▸ Data rows

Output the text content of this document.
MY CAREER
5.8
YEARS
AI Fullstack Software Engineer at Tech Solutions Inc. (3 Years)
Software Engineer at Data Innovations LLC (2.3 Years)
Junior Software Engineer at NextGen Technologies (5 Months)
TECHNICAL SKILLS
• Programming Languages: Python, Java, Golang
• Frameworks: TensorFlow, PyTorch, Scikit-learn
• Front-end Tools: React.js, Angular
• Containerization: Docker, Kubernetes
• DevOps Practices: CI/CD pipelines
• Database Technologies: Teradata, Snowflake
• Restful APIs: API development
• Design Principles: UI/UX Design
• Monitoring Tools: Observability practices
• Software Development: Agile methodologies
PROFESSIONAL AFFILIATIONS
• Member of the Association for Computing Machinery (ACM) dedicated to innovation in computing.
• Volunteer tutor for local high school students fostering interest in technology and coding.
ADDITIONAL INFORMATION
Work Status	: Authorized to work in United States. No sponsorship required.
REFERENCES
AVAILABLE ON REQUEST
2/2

▸ Problem requirements
Every entry above needs to be quoted exactly.

▸ Response below
Output the text content of this document.
MY CAREER
5.8
YEARS
AI Fullstack Software Engineer at Tech Solutions Inc. (3 Years)
Software Engineer at Data Innovations LLC (2.3 Years)
Junior Software Engineer at NextGen Technologies (5 Months)
TECHNICAL SKILLS
• Programming Languages: Python, Java, Golang
• Frameworks: TensorFlow, PyTorch, Scikit-learn
• Front-end Tools: React.js, Angular
• Containerization: Docker, Kubernetes
• DevOps Practices: CI/CD pipelines
• Database Technologies: Teradata, Snowflake
• Restful APIs: API development
• Design Principles: UI/UX Design
• Monitoring Tools: Observability practices
• Software Development: Agile methodologies
PROFESSIONAL AFFILIATIONS
• Member of the Association for Computing Machinery (ACM) dedicated to innovation in computing.
• Volunteer tutor for local high school students fostering interest in technology and coding.
ADDITIONAL INFORMATION
Work Status	: Authorized to work in United States. No sponsorship required.
REFERENCES
AVAILABLE ON REQUEST
2/2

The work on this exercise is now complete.